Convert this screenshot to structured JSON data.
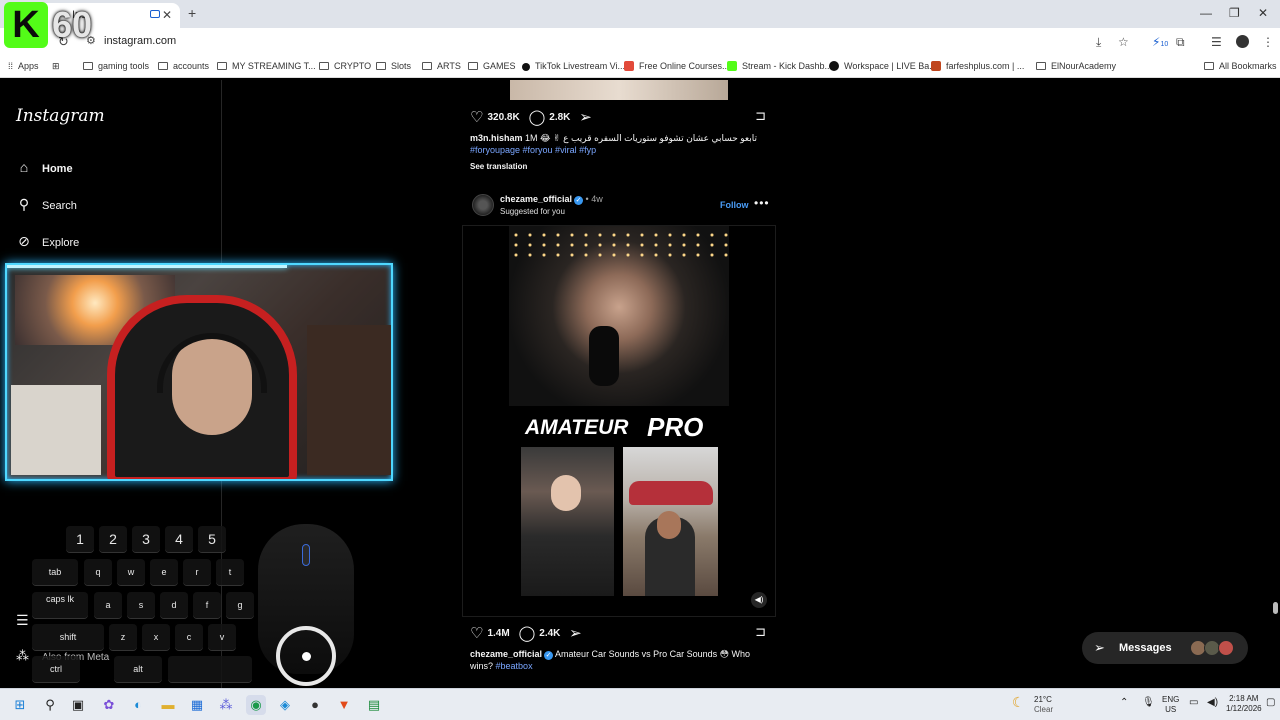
{
  "browser": {
    "tab_title": "Ins",
    "url": "instagram.com",
    "bookmarks": [
      {
        "label": "Apps",
        "kind": "apps"
      },
      {
        "label": "gaming tools",
        "kind": "folder"
      },
      {
        "label": "accounts",
        "kind": "folder"
      },
      {
        "label": "MY STREAMING T...",
        "kind": "folder"
      },
      {
        "label": "CRYPTO",
        "kind": "folder"
      },
      {
        "label": "Slots",
        "kind": "folder"
      },
      {
        "label": "ARTS",
        "kind": "folder"
      },
      {
        "label": "GAMES",
        "kind": "folder"
      },
      {
        "label": "TikTok Livestream Vi...",
        "kind": "site"
      },
      {
        "label": "Free Online Courses...",
        "kind": "site"
      },
      {
        "label": "Stream - Kick Dashb...",
        "kind": "site"
      },
      {
        "label": "Workspace | LIVE Ba...",
        "kind": "site"
      },
      {
        "label": "farfeshplus.com | ...",
        "kind": "site"
      },
      {
        "label": "ElNourAcademy",
        "kind": "folder"
      }
    ],
    "all_bookmarks": "All Bookmarks",
    "extension_badge": "10"
  },
  "overlay": {
    "kick_letter": "K",
    "kick_count": "60"
  },
  "sidebar": {
    "logo": "Instagram",
    "items": [
      {
        "label": "Home",
        "icon": "home-icon"
      },
      {
        "label": "Search",
        "icon": "search-icon"
      },
      {
        "label": "Explore",
        "icon": "explore-icon"
      }
    ],
    "also_from_meta": "Also from Meta"
  },
  "keyboard": {
    "numbers": [
      "1",
      "2",
      "3",
      "4",
      "5"
    ],
    "row1": [
      "tab",
      "q",
      "w",
      "e",
      "r",
      "t"
    ],
    "row2": [
      "caps lk",
      "a",
      "s",
      "d",
      "f",
      "g"
    ],
    "row3": [
      "shift",
      "z",
      "x",
      "c",
      "v"
    ],
    "row4": [
      "ctrl",
      "alt"
    ]
  },
  "feed": {
    "prev_post": {
      "likes": "320.8K",
      "comments": "2.8K",
      "username": "m3n.hisham",
      "caption": "1M 😂 ✌ تابعو حسابي عشان تشوفو ستوريات السفره قريب ع",
      "tags": "#foryoupage #foryou #viral #fyp",
      "see_translation": "See translation"
    },
    "post": {
      "username": "chezame_official",
      "time": "4w",
      "suggested": "Suggested for you",
      "follow": "Follow",
      "label_left": "AMATEUR",
      "label_right": "PRO",
      "likes": "1.4M",
      "comments": "2.4K",
      "caption": "Amateur Car Sounds vs Pro Car Sounds 😳 Who wins?",
      "tags": "#beatbox"
    }
  },
  "messages": {
    "label": "Messages"
  },
  "taskbar": {
    "temp": "21°C",
    "weather": "Clear",
    "lang1": "ENG",
    "lang2": "US",
    "time": "2:18 AM",
    "date": "1/12/2026"
  },
  "colors": {
    "accent_blue": "#4a9cf6",
    "kick_green": "#53fc18",
    "cam_glow": "#4fd8ff"
  }
}
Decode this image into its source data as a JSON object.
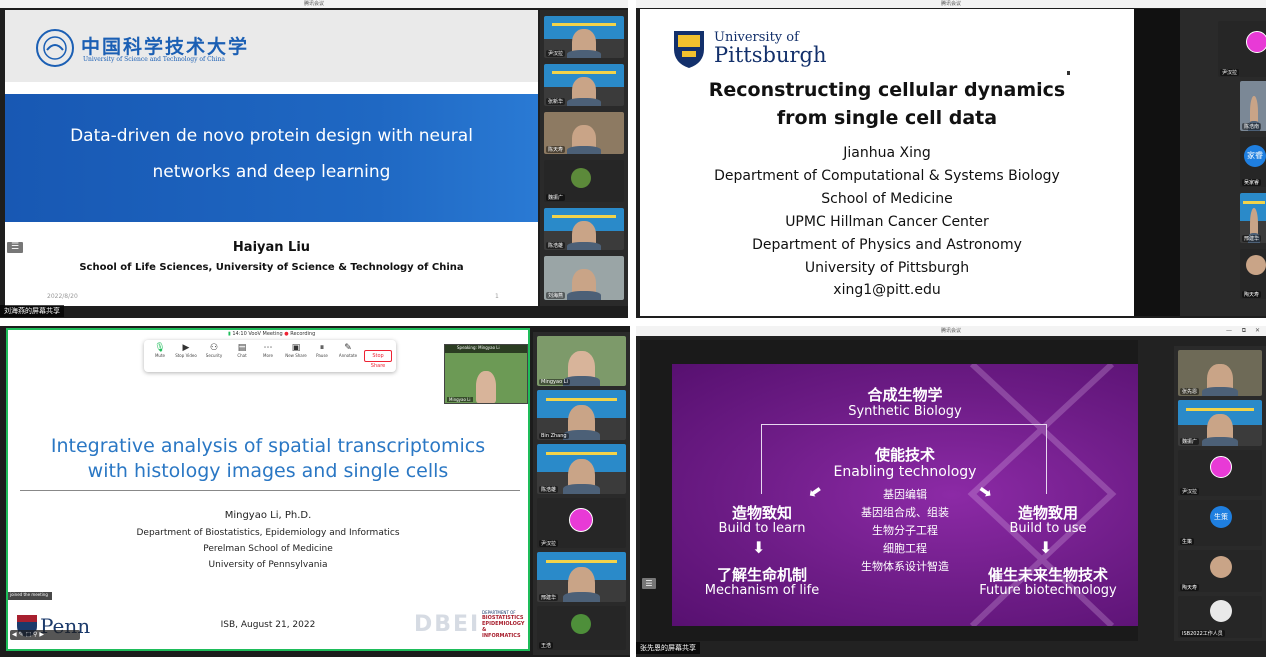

What to do:
Among the entries above, find every line holding "this" and copy it.

Answer space:
Convert this screenshot to structured JSON data.
Decode this image into its source data as a JSON object.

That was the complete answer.